Given exercise: Take the entries below and print all of them exactly, please.

Records about charts and figures:
§ §

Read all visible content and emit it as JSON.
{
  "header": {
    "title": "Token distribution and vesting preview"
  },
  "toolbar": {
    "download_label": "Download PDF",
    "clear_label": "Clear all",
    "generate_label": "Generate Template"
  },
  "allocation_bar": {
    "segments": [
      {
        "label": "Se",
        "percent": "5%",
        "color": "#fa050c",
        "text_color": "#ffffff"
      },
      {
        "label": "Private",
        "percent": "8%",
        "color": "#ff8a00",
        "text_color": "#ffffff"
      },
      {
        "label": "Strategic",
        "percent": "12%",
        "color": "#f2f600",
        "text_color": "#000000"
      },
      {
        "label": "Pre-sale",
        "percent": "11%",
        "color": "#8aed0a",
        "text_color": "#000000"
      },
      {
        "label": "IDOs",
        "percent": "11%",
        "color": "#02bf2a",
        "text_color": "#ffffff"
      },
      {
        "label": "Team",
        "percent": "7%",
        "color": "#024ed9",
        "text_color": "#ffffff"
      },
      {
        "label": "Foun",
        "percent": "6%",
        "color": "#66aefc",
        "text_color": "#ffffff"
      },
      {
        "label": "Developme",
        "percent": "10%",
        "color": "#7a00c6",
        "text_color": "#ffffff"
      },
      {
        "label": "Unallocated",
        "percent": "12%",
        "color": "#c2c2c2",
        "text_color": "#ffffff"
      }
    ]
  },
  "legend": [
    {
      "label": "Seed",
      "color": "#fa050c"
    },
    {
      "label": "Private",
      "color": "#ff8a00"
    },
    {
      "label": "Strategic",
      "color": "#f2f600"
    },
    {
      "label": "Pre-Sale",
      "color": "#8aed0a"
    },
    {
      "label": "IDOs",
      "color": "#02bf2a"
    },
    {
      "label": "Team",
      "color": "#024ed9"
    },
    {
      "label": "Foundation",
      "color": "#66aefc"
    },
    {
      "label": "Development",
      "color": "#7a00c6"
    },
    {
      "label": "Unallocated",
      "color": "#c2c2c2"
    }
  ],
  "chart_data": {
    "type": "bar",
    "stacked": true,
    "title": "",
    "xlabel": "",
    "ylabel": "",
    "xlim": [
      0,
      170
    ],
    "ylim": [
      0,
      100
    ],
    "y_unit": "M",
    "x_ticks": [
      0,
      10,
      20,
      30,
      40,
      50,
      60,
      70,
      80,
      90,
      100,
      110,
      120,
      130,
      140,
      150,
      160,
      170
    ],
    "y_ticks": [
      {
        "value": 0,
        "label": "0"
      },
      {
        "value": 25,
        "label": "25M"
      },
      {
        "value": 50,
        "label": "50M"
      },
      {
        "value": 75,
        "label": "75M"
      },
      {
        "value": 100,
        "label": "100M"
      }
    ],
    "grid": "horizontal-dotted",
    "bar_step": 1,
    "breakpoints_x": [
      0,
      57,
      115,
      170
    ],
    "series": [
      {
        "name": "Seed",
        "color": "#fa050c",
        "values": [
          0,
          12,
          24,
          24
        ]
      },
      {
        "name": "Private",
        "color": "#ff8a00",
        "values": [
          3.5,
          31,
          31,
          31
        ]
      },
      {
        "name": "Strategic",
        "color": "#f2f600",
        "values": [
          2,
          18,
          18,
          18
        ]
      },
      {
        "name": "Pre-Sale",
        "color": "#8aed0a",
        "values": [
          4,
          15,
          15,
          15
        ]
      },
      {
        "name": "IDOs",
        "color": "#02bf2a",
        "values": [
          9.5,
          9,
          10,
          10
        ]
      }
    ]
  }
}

§ §

Task answer:
Read all visible content and emit it as JSON.
{
  "header": {
    "title": "Token distribution and vesting preview"
  },
  "toolbar": {
    "download_label": "Download PDF",
    "clear_label": "Clear all",
    "generate_label": "Generate Template"
  },
  "allocation_bar": {
    "segments": [
      {
        "label": "Se",
        "percent": "5%",
        "color": "#fa050c",
        "text_color": "#ffffff"
      },
      {
        "label": "Private",
        "percent": "8%",
        "color": "#ff8a00",
        "text_color": "#ffffff"
      },
      {
        "label": "Strategic",
        "percent": "12%",
        "color": "#f2f600",
        "text_color": "#000000"
      },
      {
        "label": "Pre-sale",
        "percent": "11%",
        "color": "#8aed0a",
        "text_color": "#000000"
      },
      {
        "label": "IDOs",
        "percent": "11%",
        "color": "#02bf2a",
        "text_color": "#ffffff"
      },
      {
        "label": "Team",
        "percent": "7%",
        "color": "#024ed9",
        "text_color": "#ffffff"
      },
      {
        "label": "Foun",
        "percent": "6%",
        "color": "#66aefc",
        "text_color": "#ffffff"
      },
      {
        "label": "Developme",
        "percent": "10%",
        "color": "#7a00c6",
        "text_color": "#ffffff"
      },
      {
        "label": "Unallocated",
        "percent": "12%",
        "color": "#c2c2c2",
        "text_color": "#ffffff"
      }
    ]
  },
  "legend": [
    {
      "label": "Seed",
      "color": "#fa050c"
    },
    {
      "label": "Private",
      "color": "#ff8a00"
    },
    {
      "label": "Strategic",
      "color": "#f2f600"
    },
    {
      "label": "Pre-Sale",
      "color": "#8aed0a"
    },
    {
      "label": "IDOs",
      "color": "#02bf2a"
    },
    {
      "label": "Team",
      "color": "#024ed9"
    },
    {
      "label": "Foundation",
      "color": "#66aefc"
    },
    {
      "label": "Development",
      "color": "#7a00c6"
    },
    {
      "label": "Unallocated",
      "color": "#c2c2c2"
    }
  ],
  "chart_data": {
    "type": "bar",
    "stacked": true,
    "title": "",
    "xlabel": "",
    "ylabel": "",
    "xlim": [
      0,
      170
    ],
    "ylim": [
      0,
      100
    ],
    "y_unit": "M",
    "x_ticks": [
      0,
      10,
      20,
      30,
      40,
      50,
      60,
      70,
      80,
      90,
      100,
      110,
      120,
      130,
      140,
      150,
      160,
      170
    ],
    "y_ticks": [
      {
        "value": 0,
        "label": "0"
      },
      {
        "value": 25,
        "label": "25M"
      },
      {
        "value": 50,
        "label": "50M"
      },
      {
        "value": 75,
        "label": "75M"
      },
      {
        "value": 100,
        "label": "100M"
      }
    ],
    "grid": "horizontal-dotted",
    "bar_step": 1,
    "breakpoints_x": [
      0,
      57,
      115,
      170
    ],
    "series": [
      {
        "name": "Seed",
        "color": "#fa050c",
        "values": [
          0,
          12,
          24,
          24
        ]
      },
      {
        "name": "Private",
        "color": "#ff8a00",
        "values": [
          3.5,
          31,
          31,
          31
        ]
      },
      {
        "name": "Strategic",
        "color": "#f2f600",
        "values": [
          2,
          18,
          18,
          18
        ]
      },
      {
        "name": "Pre-Sale",
        "color": "#8aed0a",
        "values": [
          4,
          15,
          15,
          15
        ]
      },
      {
        "name": "IDOs",
        "color": "#02bf2a",
        "values": [
          9.5,
          9,
          10,
          10
        ]
      }
    ]
  }
}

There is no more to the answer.